> STATED GOAL
Retype each record below word for word. Leave the pictures out.

> DATA TO USE

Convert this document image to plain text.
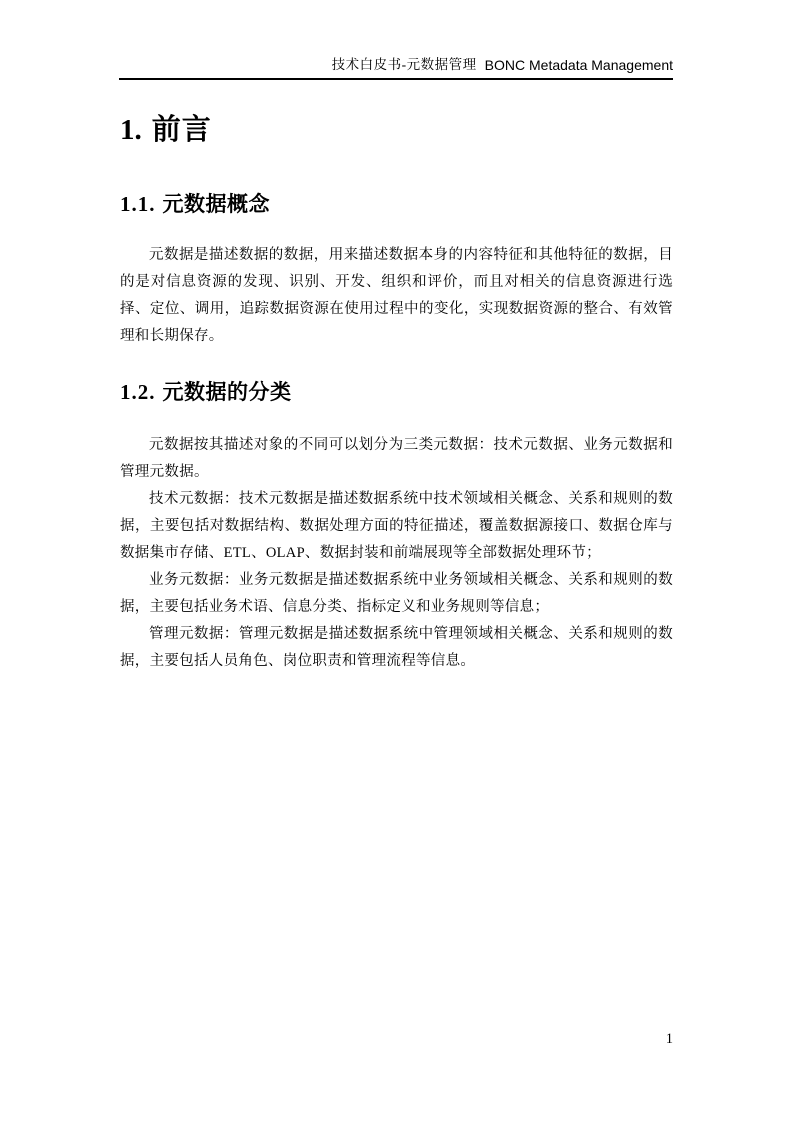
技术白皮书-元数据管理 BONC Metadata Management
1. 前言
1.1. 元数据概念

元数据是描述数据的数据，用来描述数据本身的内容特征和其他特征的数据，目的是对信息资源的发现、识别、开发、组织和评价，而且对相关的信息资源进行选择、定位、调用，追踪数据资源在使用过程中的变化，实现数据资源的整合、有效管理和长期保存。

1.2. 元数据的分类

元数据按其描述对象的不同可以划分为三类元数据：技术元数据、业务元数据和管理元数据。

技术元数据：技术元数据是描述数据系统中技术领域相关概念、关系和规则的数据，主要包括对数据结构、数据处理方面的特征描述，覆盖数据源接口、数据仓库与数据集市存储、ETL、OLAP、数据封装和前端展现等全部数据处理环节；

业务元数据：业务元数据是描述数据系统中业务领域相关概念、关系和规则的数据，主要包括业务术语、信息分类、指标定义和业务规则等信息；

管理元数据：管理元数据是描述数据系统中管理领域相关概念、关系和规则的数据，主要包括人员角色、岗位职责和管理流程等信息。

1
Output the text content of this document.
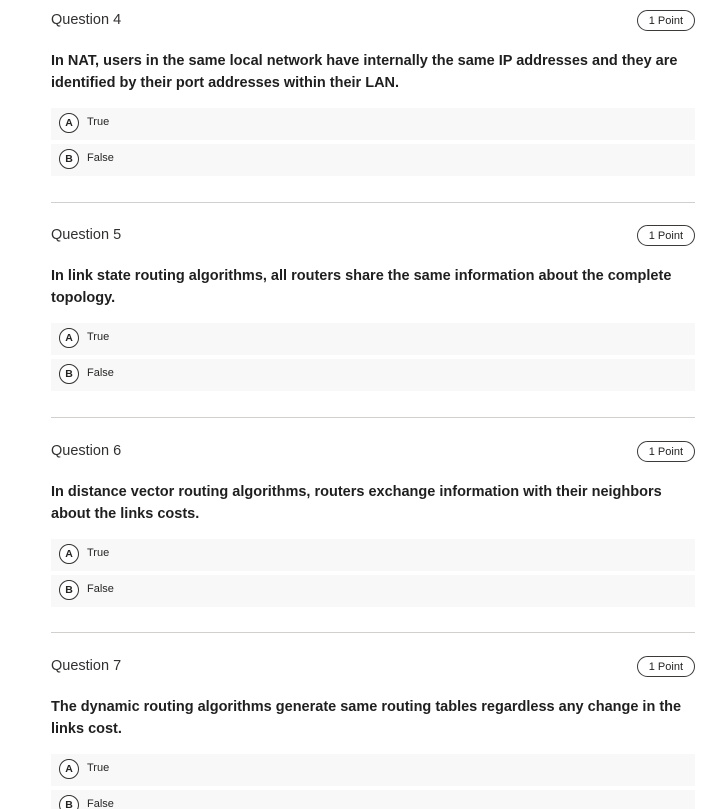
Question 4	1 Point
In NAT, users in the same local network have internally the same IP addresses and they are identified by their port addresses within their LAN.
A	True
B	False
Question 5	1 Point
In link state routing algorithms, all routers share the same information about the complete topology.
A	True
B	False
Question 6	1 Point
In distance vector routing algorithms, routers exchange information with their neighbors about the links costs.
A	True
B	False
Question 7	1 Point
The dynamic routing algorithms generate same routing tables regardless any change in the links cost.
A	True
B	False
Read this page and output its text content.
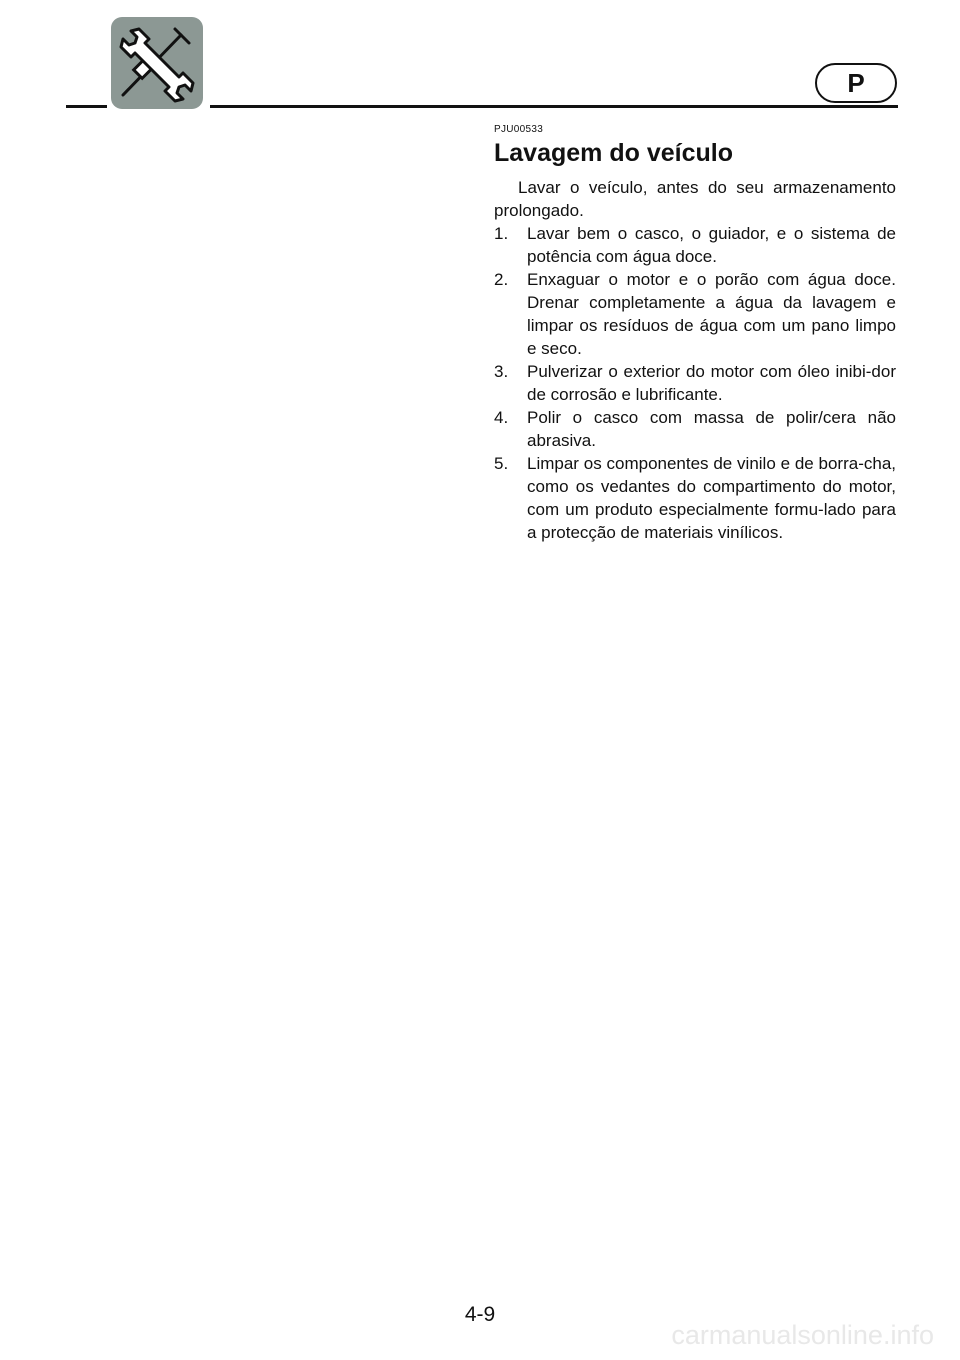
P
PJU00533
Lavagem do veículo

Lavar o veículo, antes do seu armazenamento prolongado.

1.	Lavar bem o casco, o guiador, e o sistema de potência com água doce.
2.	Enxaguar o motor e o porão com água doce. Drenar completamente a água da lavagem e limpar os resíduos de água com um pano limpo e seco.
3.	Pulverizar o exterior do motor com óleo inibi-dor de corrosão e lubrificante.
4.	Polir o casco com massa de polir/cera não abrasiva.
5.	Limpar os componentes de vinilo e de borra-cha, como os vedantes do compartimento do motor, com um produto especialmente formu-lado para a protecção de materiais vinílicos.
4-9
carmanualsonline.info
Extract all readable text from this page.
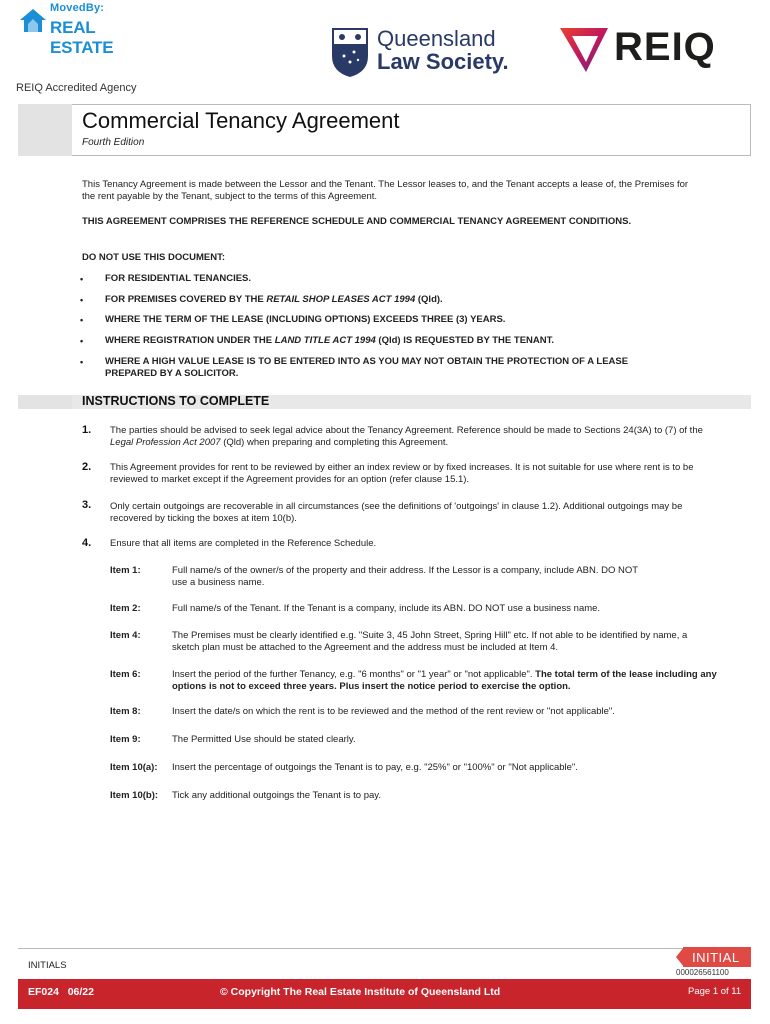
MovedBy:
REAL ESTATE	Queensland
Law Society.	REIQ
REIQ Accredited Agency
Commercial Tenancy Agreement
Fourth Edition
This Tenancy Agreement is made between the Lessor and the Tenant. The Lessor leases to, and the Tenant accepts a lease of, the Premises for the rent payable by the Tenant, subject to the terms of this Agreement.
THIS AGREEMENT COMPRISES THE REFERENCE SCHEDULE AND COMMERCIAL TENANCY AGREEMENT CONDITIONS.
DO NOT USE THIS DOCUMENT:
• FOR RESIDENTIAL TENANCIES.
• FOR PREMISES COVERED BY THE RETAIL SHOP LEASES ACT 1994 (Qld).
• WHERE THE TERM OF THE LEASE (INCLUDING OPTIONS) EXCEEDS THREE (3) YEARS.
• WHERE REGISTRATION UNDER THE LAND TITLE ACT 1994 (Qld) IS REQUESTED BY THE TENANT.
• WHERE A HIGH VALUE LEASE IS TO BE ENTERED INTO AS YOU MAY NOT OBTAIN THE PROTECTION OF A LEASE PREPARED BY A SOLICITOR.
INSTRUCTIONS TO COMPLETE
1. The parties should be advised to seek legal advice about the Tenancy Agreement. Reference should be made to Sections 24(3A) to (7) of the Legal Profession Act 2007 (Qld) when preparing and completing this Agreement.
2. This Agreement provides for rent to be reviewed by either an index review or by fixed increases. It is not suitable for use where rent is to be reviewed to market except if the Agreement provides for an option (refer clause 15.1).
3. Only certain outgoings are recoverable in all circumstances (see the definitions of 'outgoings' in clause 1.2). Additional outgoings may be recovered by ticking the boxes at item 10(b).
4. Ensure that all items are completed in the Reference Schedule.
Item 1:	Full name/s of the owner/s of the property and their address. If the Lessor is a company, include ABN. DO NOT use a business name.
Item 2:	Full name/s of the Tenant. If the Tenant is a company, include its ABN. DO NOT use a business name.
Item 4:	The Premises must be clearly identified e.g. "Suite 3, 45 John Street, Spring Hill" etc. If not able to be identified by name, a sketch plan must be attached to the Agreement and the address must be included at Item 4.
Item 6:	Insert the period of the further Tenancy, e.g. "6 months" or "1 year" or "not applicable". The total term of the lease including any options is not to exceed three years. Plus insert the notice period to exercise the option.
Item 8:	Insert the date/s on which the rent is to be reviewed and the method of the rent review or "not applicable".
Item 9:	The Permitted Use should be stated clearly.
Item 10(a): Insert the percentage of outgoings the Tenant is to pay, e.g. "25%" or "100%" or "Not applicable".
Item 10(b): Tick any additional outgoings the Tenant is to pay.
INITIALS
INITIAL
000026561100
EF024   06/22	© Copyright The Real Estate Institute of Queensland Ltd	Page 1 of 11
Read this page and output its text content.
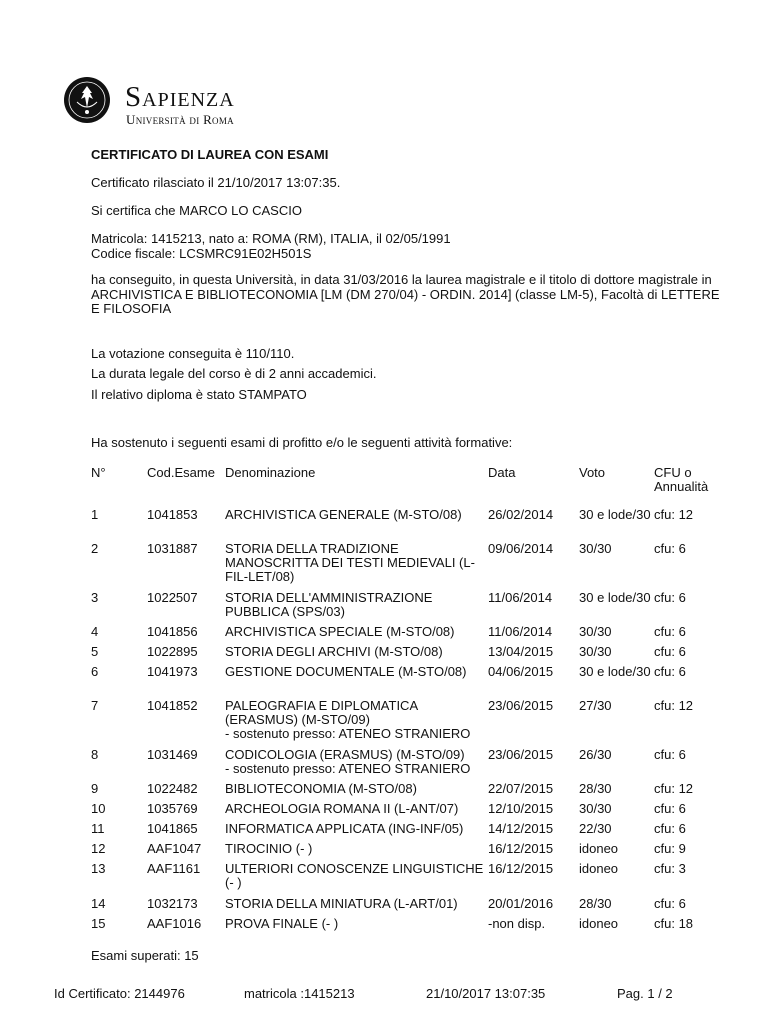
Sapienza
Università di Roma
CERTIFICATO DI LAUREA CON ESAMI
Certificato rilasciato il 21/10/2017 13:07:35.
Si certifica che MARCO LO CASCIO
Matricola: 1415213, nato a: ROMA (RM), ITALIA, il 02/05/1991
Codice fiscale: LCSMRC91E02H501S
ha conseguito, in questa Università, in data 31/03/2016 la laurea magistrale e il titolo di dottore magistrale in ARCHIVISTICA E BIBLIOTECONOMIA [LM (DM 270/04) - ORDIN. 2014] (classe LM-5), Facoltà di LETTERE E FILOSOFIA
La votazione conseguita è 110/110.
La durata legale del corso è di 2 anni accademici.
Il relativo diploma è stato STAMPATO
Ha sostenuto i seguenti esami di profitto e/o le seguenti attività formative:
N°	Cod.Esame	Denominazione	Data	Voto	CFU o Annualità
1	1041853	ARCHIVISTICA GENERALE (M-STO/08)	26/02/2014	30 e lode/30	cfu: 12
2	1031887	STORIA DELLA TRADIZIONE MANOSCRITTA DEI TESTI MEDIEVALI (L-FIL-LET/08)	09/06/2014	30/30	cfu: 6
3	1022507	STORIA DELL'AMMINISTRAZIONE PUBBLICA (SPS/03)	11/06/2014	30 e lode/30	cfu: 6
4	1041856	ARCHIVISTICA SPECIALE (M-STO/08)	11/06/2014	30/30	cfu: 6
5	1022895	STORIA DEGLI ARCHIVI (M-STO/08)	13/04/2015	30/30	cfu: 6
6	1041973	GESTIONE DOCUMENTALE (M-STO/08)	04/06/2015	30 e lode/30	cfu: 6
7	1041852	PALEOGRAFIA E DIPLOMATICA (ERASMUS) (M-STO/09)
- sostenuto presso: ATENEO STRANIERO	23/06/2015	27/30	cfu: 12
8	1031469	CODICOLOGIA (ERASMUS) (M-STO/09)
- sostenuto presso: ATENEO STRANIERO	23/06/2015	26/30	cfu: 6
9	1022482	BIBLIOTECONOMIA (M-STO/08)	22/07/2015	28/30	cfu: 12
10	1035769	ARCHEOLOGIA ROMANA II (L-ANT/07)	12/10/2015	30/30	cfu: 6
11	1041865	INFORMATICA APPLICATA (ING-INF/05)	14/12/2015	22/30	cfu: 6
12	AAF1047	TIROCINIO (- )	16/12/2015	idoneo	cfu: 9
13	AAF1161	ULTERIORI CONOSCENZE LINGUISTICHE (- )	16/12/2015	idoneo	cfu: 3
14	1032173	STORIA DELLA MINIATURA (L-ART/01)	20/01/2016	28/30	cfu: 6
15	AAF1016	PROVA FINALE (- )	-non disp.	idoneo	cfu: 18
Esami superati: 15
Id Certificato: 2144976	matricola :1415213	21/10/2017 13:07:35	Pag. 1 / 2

> SOLUTION
Convert this document image to plain text.
技术白皮书-元数据管理 BONC Metadata Management
1. 前言
1.1. 元数据概念

元数据是描述数据的数据，用来描述数据本身的内容特征和其他特征的数据，目的是对信息资源的发现、识别、开发、组织和评价，而且对相关的信息资源进行选择、定位、调用，追踪数据资源在使用过程中的变化，实现数据资源的整合、有效管理和长期保存。

1.2. 元数据的分类

元数据按其描述对象的不同可以划分为三类元数据：技术元数据、业务元数据和管理元数据。

技术元数据：技术元数据是描述数据系统中技术领域相关概念、关系和规则的数据，主要包括对数据结构、数据处理方面的特征描述，覆盖数据源接口、数据仓库与数据集市存储、ETL、OLAP、数据封装和前端展现等全部数据处理环节；

业务元数据：业务元数据是描述数据系统中业务领域相关概念、关系和规则的数据，主要包括业务术语、信息分类、指标定义和业务规则等信息；

管理元数据：管理元数据是描述数据系统中管理领域相关概念、关系和规则的数据，主要包括人员角色、岗位职责和管理流程等信息。

1
Output the text content of this document.
Question 4	1 Point
In NAT, users in the same local network have internally the same IP addresses and they are identified by their port addresses within their LAN.
A	True
B	False
Question 5	1 Point
In link state routing algorithms, all routers share the same information about the complete topology.
A	True
B	False
Question 6	1 Point
In distance vector routing algorithms, routers exchange information with their neighbors about the links costs.
A	True
B	False
Question 7	1 Point
The dynamic routing algorithms generate same routing tables regardless any change in the links cost.
A	True
B	False
Read this page and output its text content.
P
PJU00533
Lavagem do veículo

Lavar o veículo, antes do seu armazenamento prolongado.

1.	Lavar bem o casco, o guiador, e o sistema de potência com água doce.
2.	Enxaguar o motor e o porão com água doce. Drenar completamente a água da lavagem e limpar os resíduos de água com um pano limpo e seco.
3.	Pulverizar o exterior do motor com óleo inibi-dor de corrosão e lubrificante.
4.	Polir o casco com massa de polir/cera não abrasiva.
5.	Limpar os componentes de vinilo e de borra-cha, como os vedantes do compartimento do motor, com um produto especialmente formu-lado para a protecção de materiais vinílicos.
4-9
carmanualsonline.info
Extract all readable text from this page.
MovedBy:
REAL ESTATE	Queensland
Law Society.	REIQ
REIQ Accredited Agency
Commercial Tenancy Agreement
Fourth Edition
This Tenancy Agreement is made between the Lessor and the Tenant. The Lessor leases to, and the Tenant accepts a lease of, the Premises for the rent payable by the Tenant, subject to the terms of this Agreement.
THIS AGREEMENT COMPRISES THE REFERENCE SCHEDULE AND COMMERCIAL TENANCY AGREEMENT CONDITIONS.
DO NOT USE THIS DOCUMENT:
• FOR RESIDENTIAL TENANCIES.
• FOR PREMISES COVERED BY THE RETAIL SHOP LEASES ACT 1994 (Qld).
• WHERE THE TERM OF THE LEASE (INCLUDING OPTIONS) EXCEEDS THREE (3) YEARS.
• WHERE REGISTRATION UNDER THE LAND TITLE ACT 1994 (Qld) IS REQUESTED BY THE TENANT.
• WHERE A HIGH VALUE LEASE IS TO BE ENTERED INTO AS YOU MAY NOT OBTAIN THE PROTECTION OF A LEASE PREPARED BY A SOLICITOR.
INSTRUCTIONS TO COMPLETE
1. The parties should be advised to seek legal advice about the Tenancy Agreement. Reference should be made to Sections 24(3A) to (7) of the Legal Profession Act 2007 (Qld) when preparing and completing this Agreement.
2. This Agreement provides for rent to be reviewed by either an index review or by fixed increases. It is not suitable for use where rent is to be reviewed to market except if the Agreement provides for an option (refer clause 15.1).
3. Only certain outgoings are recoverable in all circumstances (see the definitions of 'outgoings' in clause 1.2). Additional outgoings may be recovered by ticking the boxes at item 10(b).
4. Ensure that all items are completed in the Reference Schedule.
Item 1:	Full name/s of the owner/s of the property and their address. If the Lessor is a company, include ABN. DO NOT use a business name.
Item 2:	Full name/s of the Tenant. If the Tenant is a company, include its ABN. DO NOT use a business name.
Item 4:	The Premises must be clearly identified e.g. "Suite 3, 45 John Street, Spring Hill" etc. If not able to be identified by name, a sketch plan must be attached to the Agreement and the address must be included at Item 4.
Item 6:	Insert the period of the further Tenancy, e.g. "6 months" or "1 year" or "not applicable". The total term of the lease including any options is not to exceed three years. Plus insert the notice period to exercise the option.
Item 8:	Insert the date/s on which the rent is to be reviewed and the method of the rent review or "not applicable".
Item 9:	The Permitted Use should be stated clearly.
Item 10(a): Insert the percentage of outgoings the Tenant is to pay, e.g. "25%" or "100%" or "Not applicable".
Item 10(b): Tick any additional outgoings the Tenant is to pay.
INITIALS
INITIAL
000026561100
EF024   06/22	© Copyright The Real Estate Institute of Queensland Ltd	Page 1 of 11
Read this page and output its text content.
Sapienza
Università di Roma
CERTIFICATO DI LAUREA CON ESAMI
Certificato rilasciato il 21/10/2017 13:07:35.
Si certifica che MARCO LO CASCIO
Matricola: 1415213, nato a: ROMA (RM), ITALIA, il 02/05/1991
Codice fiscale: LCSMRC91E02H501S
ha conseguito, in questa Università, in data 31/03/2016 la laurea magistrale e il titolo di dottore magistrale in ARCHIVISTICA E BIBLIOTECONOMIA [LM (DM 270/04) - ORDIN. 2014] (classe LM-5), Facoltà di LETTERE E FILOSOFIA
La votazione conseguita è 110/110.
La durata legale del corso è di 2 anni accademici.
Il relativo diploma è stato STAMPATO
Ha sostenuto i seguenti esami di profitto e/o le seguenti attività formative:
N°	Cod.Esame	Denominazione	Data	Voto	CFU o Annualità
1	1041853	ARCHIVISTICA GENERALE (M-STO/08)	26/02/2014	30 e lode/30	cfu: 12
2	1031887	STORIA DELLA TRADIZIONE MANOSCRITTA DEI TESTI MEDIEVALI (L-FIL-LET/08)	09/06/2014	30/30	cfu: 6
3	1022507	STORIA DELL'AMMINISTRAZIONE PUBBLICA (SPS/03)	11/06/2014	30 e lode/30	cfu: 6
4	1041856	ARCHIVISTICA SPECIALE (M-STO/08)	11/06/2014	30/30	cfu: 6
5	1022895	STORIA DEGLI ARCHIVI (M-STO/08)	13/04/2015	30/30	cfu: 6
6	1041973	GESTIONE DOCUMENTALE (M-STO/08)	04/06/2015	30 e lode/30	cfu: 6
7	1041852	PALEOGRAFIA E DIPLOMATICA (ERASMUS) (M-STO/09)
- sostenuto presso: ATENEO STRANIERO	23/06/2015	27/30	cfu: 12
8	1031469	CODICOLOGIA (ERASMUS) (M-STO/09)
- sostenuto presso: ATENEO STRANIERO	23/06/2015	26/30	cfu: 6
9	1022482	BIBLIOTECONOMIA (M-STO/08)	22/07/2015	28/30	cfu: 12
10	1035769	ARCHEOLOGIA ROMANA II (L-ANT/07)	12/10/2015	30/30	cfu: 6
11	1041865	INFORMATICA APPLICATA (ING-INF/05)	14/12/2015	22/30	cfu: 6
12	AAF1047	TIROCINIO (- )	16/12/2015	idoneo	cfu: 9
13	AAF1161	ULTERIORI CONOSCENZE LINGUISTICHE (- )	16/12/2015	idoneo	cfu: 3
14	1032173	STORIA DELLA MINIATURA (L-ART/01)	20/01/2016	28/30	cfu: 6
15	AAF1016	PROVA FINALE (- )	-non disp.	idoneo	cfu: 18
Esami superati: 15
Id Certificato: 2144976	matricola :1415213	21/10/2017 13:07:35	Pag. 1 / 2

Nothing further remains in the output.